◆ Exercise instructions
Go through the data below and copy it exactly, skipping every picture.

Start Recorded data

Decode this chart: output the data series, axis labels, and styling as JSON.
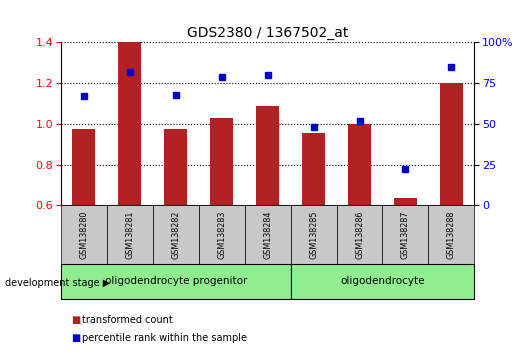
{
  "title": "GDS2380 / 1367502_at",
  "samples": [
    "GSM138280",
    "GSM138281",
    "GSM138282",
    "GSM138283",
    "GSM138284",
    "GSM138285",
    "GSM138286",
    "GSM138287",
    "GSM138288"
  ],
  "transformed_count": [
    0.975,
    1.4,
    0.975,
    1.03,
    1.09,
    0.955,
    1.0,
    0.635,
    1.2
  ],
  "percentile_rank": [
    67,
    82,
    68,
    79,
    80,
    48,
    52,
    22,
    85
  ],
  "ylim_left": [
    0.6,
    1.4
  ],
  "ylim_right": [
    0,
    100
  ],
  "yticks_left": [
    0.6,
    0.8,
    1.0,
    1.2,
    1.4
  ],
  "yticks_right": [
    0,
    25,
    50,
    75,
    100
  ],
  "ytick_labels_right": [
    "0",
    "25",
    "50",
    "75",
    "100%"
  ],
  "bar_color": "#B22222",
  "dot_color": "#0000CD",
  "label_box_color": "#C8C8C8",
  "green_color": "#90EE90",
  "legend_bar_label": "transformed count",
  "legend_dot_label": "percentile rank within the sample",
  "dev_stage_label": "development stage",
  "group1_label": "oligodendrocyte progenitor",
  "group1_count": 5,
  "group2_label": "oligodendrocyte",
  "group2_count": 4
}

End Recorded data

◆ Complete response
Decode this chart: output the data series, axis labels, and styling as JSON.
{
  "title": "GDS2380 / 1367502_at",
  "samples": [
    "GSM138280",
    "GSM138281",
    "GSM138282",
    "GSM138283",
    "GSM138284",
    "GSM138285",
    "GSM138286",
    "GSM138287",
    "GSM138288"
  ],
  "transformed_count": [
    0.975,
    1.4,
    0.975,
    1.03,
    1.09,
    0.955,
    1.0,
    0.635,
    1.2
  ],
  "percentile_rank": [
    67,
    82,
    68,
    79,
    80,
    48,
    52,
    22,
    85
  ],
  "ylim_left": [
    0.6,
    1.4
  ],
  "ylim_right": [
    0,
    100
  ],
  "yticks_left": [
    0.6,
    0.8,
    1.0,
    1.2,
    1.4
  ],
  "yticks_right": [
    0,
    25,
    50,
    75,
    100
  ],
  "ytick_labels_right": [
    "0",
    "25",
    "50",
    "75",
    "100%"
  ],
  "bar_color": "#B22222",
  "dot_color": "#0000CD",
  "label_box_color": "#C8C8C8",
  "green_color": "#90EE90",
  "legend_bar_label": "transformed count",
  "legend_dot_label": "percentile rank within the sample",
  "dev_stage_label": "development stage",
  "group1_label": "oligodendrocyte progenitor",
  "group1_count": 5,
  "group2_label": "oligodendrocyte",
  "group2_count": 4
}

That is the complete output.